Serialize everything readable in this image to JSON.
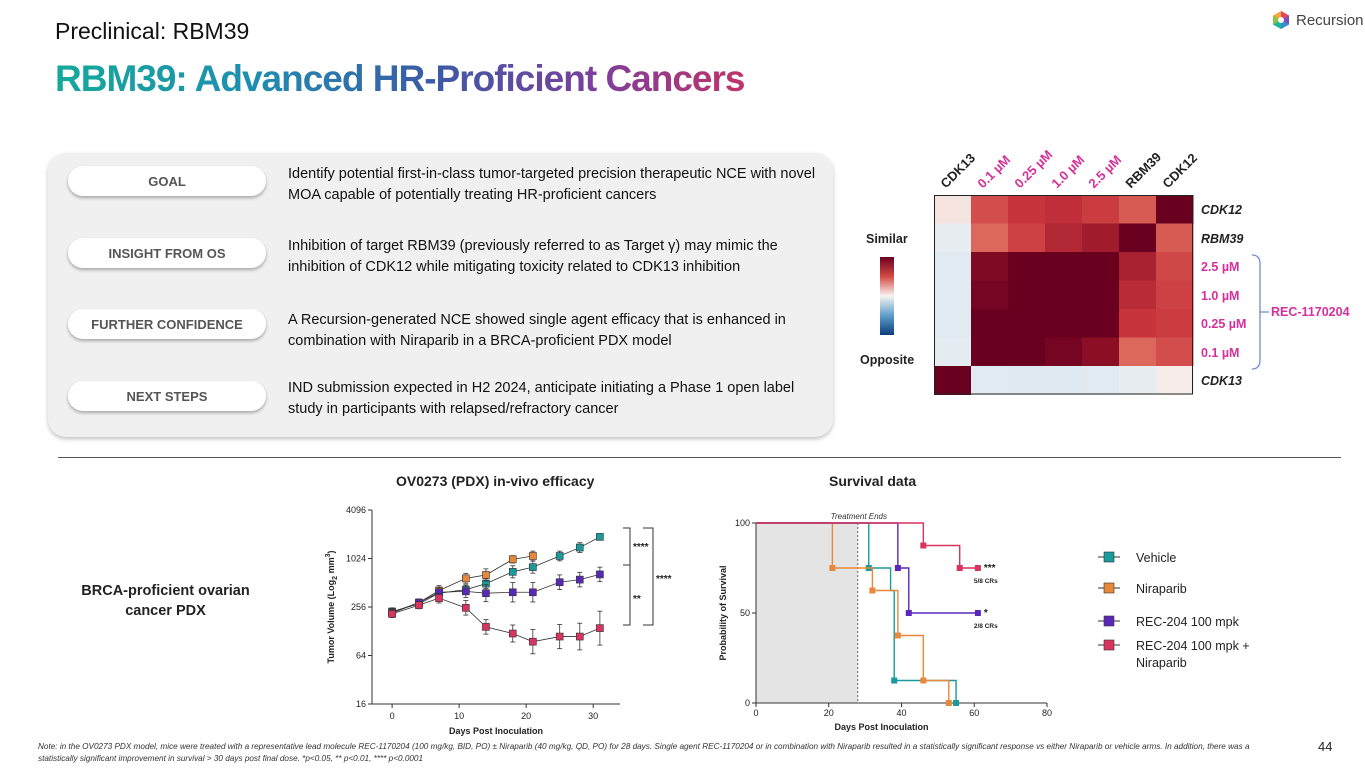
{
  "header": {
    "subtitle": "Preclinical: RBM39",
    "title": "RBM39: Advanced HR-Proficient Cancers",
    "logo_text": "Recursion",
    "logo_icon": "hexagon-logo-icon"
  },
  "rows": [
    {
      "label": "GOAL",
      "text": "Identify potential first-in-class tumor-targeted precision therapeutic NCE with novel MOA capable of potentially treating HR-proficient cancers"
    },
    {
      "label": "INSIGHT FROM OS",
      "text": "Inhibition of target RBM39 (previously referred to as Target γ) may mimic the inhibition of CDK12 while mitigating toxicity related to CDK13 inhibition"
    },
    {
      "label": "FURTHER CONFIDENCE",
      "text": "A Recursion-generated NCE showed single agent efficacy that is enhanced in combination with Niraparib in a BRCA-proficient PDX model"
    },
    {
      "label": "NEXT STEPS",
      "text": "IND submission expected in H2 2024, anticipate initiating a Phase 1 open label study in participants with relapsed/refractory cancer"
    }
  ],
  "heatmap": {
    "columns": [
      "CDK13",
      "0.1 µM",
      "0.25 µM",
      "1.0 µM",
      "2.5 µM",
      "RBM39",
      "CDK12"
    ],
    "rows": [
      "CDK12",
      "RBM39",
      "2.5 µM",
      "1.0 µM",
      "0.25 µM",
      "0.1 µM",
      "CDK13"
    ],
    "row_colors": [
      "#222222",
      "#222222",
      "#d6309a",
      "#d6309a",
      "#d6309a",
      "#d6309a",
      "#222222"
    ],
    "col_colors": [
      "#222222",
      "#d6309a",
      "#d6309a",
      "#d6309a",
      "#d6309a",
      "#222222",
      "#222222"
    ],
    "scale_top": "Similar",
    "scale_bottom": "Opposite",
    "group_label": "REC-1170204",
    "group_color": "#d6309a",
    "values": [
      [
        0.05,
        0.55,
        0.65,
        0.68,
        0.62,
        0.5,
        1.0
      ],
      [
        -0.08,
        0.45,
        0.6,
        0.72,
        0.78,
        1.0,
        0.5
      ],
      [
        -0.12,
        0.9,
        1.0,
        1.0,
        1.0,
        0.75,
        0.58
      ],
      [
        -0.12,
        0.95,
        1.0,
        1.0,
        1.0,
        0.7,
        0.6
      ],
      [
        -0.12,
        1.0,
        1.0,
        1.0,
        1.0,
        0.65,
        0.62
      ],
      [
        -0.1,
        1.0,
        1.0,
        0.95,
        0.85,
        0.45,
        0.55
      ],
      [
        1.0,
        -0.12,
        -0.13,
        -0.13,
        -0.12,
        -0.08,
        0.02
      ]
    ]
  },
  "efficacy": {
    "title": "OV0273 (PDX) in-vivo efficacy",
    "section_label": "BRCA-proficient ovarian cancer PDX",
    "chart_data": {
      "type": "line",
      "title": "OV0273 (PDX) in-vivo efficacy",
      "xlabel": "Days Post Inoculation",
      "ylabel": "Tumor Volume (Log2 mm3)",
      "ylabel_main": "Tumor Volume  (Log",
      "ylabel_sub": "2",
      "ylabel_unit": " mm",
      "ylabel_sup": "3",
      "ylabel_close": ")",
      "xlim": [
        -3,
        34
      ],
      "xticks": [
        0,
        10,
        20,
        30
      ],
      "yticks": [
        16,
        64,
        256,
        1024,
        4096
      ],
      "ylog2": true,
      "series": [
        {
          "name": "Vehicle",
          "color": "#1a9a9a",
          "x": [
            0,
            4,
            7,
            11,
            14,
            18,
            21,
            25,
            28,
            31
          ],
          "y": [
            225,
            280,
            380,
            420,
            500,
            700,
            800,
            1100,
            1400,
            1900
          ],
          "err": [
            0.15,
            0.12,
            0.15,
            0.2,
            0.2,
            0.25,
            0.25,
            0.2,
            0.2,
            0.12
          ]
        },
        {
          "name": "Niraparib",
          "color": "#e8883a",
          "x": [
            0,
            4,
            7,
            11,
            14,
            18,
            21
          ],
          "y": [
            220,
            290,
            410,
            580,
            640,
            1000,
            1100
          ],
          "err": [
            0.15,
            0.15,
            0.2,
            0.2,
            0.25,
            0.15,
            0.2
          ]
        },
        {
          "name": "REC-204 100 mpk",
          "color": "#5a28b8",
          "x": [
            0,
            4,
            7,
            11,
            14,
            18,
            21,
            25,
            28,
            31
          ],
          "y": [
            215,
            290,
            390,
            400,
            380,
            390,
            390,
            520,
            560,
            650
          ],
          "err": [
            0.15,
            0.15,
            0.2,
            0.25,
            0.35,
            0.4,
            0.4,
            0.3,
            0.3,
            0.3
          ]
        },
        {
          "name": "REC-204 100 mpk + Niraparib",
          "color": "#d8345f",
          "x": [
            0,
            4,
            7,
            11,
            14,
            18,
            21,
            25,
            28,
            31
          ],
          "y": [
            210,
            270,
            330,
            250,
            145,
            120,
            95,
            110,
            110,
            140
          ],
          "err": [
            0.15,
            0.15,
            0.2,
            0.3,
            0.3,
            0.35,
            0.5,
            0.5,
            0.55,
            0.7
          ]
        }
      ],
      "annotations": [
        "****",
        "**",
        "****"
      ]
    }
  },
  "survival": {
    "title": "Survival data",
    "chart_data": {
      "type": "line",
      "title": "Survival data",
      "xlabel": "Days Post Inoculation",
      "ylabel": "Probability of Survival",
      "xlim": [
        0,
        80
      ],
      "ylim": [
        0,
        100
      ],
      "xticks": [
        0,
        20,
        40,
        60,
        80
      ],
      "yticks": [
        0,
        50,
        100
      ],
      "treatment_end_day": 28,
      "treatment_label": "Treatment Ends",
      "series": [
        {
          "name": "Vehicle",
          "color": "#1a9a9a",
          "steps": [
            [
              0,
              100
            ],
            [
              31,
              100
            ],
            [
              31,
              75
            ],
            [
              37,
              75
            ],
            [
              37,
              62.5
            ],
            [
              38,
              62.5
            ],
            [
              38,
              12.5
            ],
            [
              55,
              12.5
            ],
            [
              55,
              0
            ]
          ],
          "markers": [
            [
              31,
              75
            ],
            [
              38,
              12.5
            ],
            [
              55,
              0
            ]
          ]
        },
        {
          "name": "Niraparib",
          "color": "#e8883a",
          "steps": [
            [
              0,
              100
            ],
            [
              21,
              100
            ],
            [
              21,
              75
            ],
            [
              32,
              75
            ],
            [
              32,
              62.5
            ],
            [
              39,
              62.5
            ],
            [
              39,
              37.5
            ],
            [
              46,
              37.5
            ],
            [
              46,
              12.5
            ],
            [
              53,
              12.5
            ],
            [
              53,
              0
            ]
          ],
          "markers": [
            [
              21,
              75
            ],
            [
              32,
              62.5
            ],
            [
              39,
              37.5
            ],
            [
              46,
              12.5
            ],
            [
              53,
              0
            ]
          ]
        },
        {
          "name": "REC-204 100 mpk",
          "color": "#5a28b8",
          "steps": [
            [
              0,
              100
            ],
            [
              39,
              100
            ],
            [
              39,
              75
            ],
            [
              42,
              75
            ],
            [
              42,
              50
            ],
            [
              61,
              50
            ]
          ],
          "markers": [
            [
              39,
              75
            ],
            [
              42,
              50
            ],
            [
              61,
              50
            ]
          ]
        },
        {
          "name": "REC-204 100 mpk + Niraparib",
          "color": "#d8345f",
          "steps": [
            [
              0,
              100
            ],
            [
              46,
              100
            ],
            [
              46,
              87.5
            ],
            [
              56,
              87.5
            ],
            [
              56,
              75
            ],
            [
              61,
              75
            ]
          ],
          "markers": [
            [
              46,
              87.5
            ],
            [
              56,
              75
            ],
            [
              61,
              75
            ]
          ]
        }
      ],
      "annotations": [
        {
          "text": "***",
          "sub": "5/8 CRs",
          "series": 3
        },
        {
          "text": "*",
          "sub": "2/8 CRs",
          "series": 2
        }
      ]
    }
  },
  "legend": [
    {
      "label": "Vehicle",
      "color": "#1a9a9a"
    },
    {
      "label": "Niraparib",
      "color": "#e8883a"
    },
    {
      "label": "REC-204 100 mpk",
      "color": "#5a28b8"
    },
    {
      "label": "REC-204 100 mpk + Niraparib",
      "color": "#d8345f"
    }
  ],
  "footer": {
    "note": "Note: in the OV0273 PDX model, mice were treated with a representative lead molecule REC-1170204 (100 mg/kg, BID, PO) ± Niraparib (40 mg/kg, QD, PO) for 28 days. Single agent REC-1170204 or in combination with Niraparib resulted in a statistically significant response vs either Niraparib or vehicle arms. In addition, there was a statistically significant improvement in survival > 30 days post final dose. *p<0.05, ** p<0.01, **** p<0.0001",
    "page_number": "44"
  }
}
#####
Task:
Each line from the material above that mentions the word "combination" needs to be copied.

Output of the task:
      "text": "A Recursion-generated NCE showed single agent efficacy that is enhanced in combination with Niraparib in a BRCA-proficient PDX model"
    "note": "Note: in the OV0273 PDX model, mice were treated with a representative lead molecule REC-1170204 (100 mg/kg, BID, PO) ± Niraparib (40 mg/kg, QD, PO) for 28 days. Single agent REC-1170204 or in combination with Niraparib resulted in a statistically significant response vs either Niraparib or vehicle arms. In addition, there was a statistically significant improvement in survival > 30 days post final dose. *p<0.05, ** p<0.01, **** p<0.0001",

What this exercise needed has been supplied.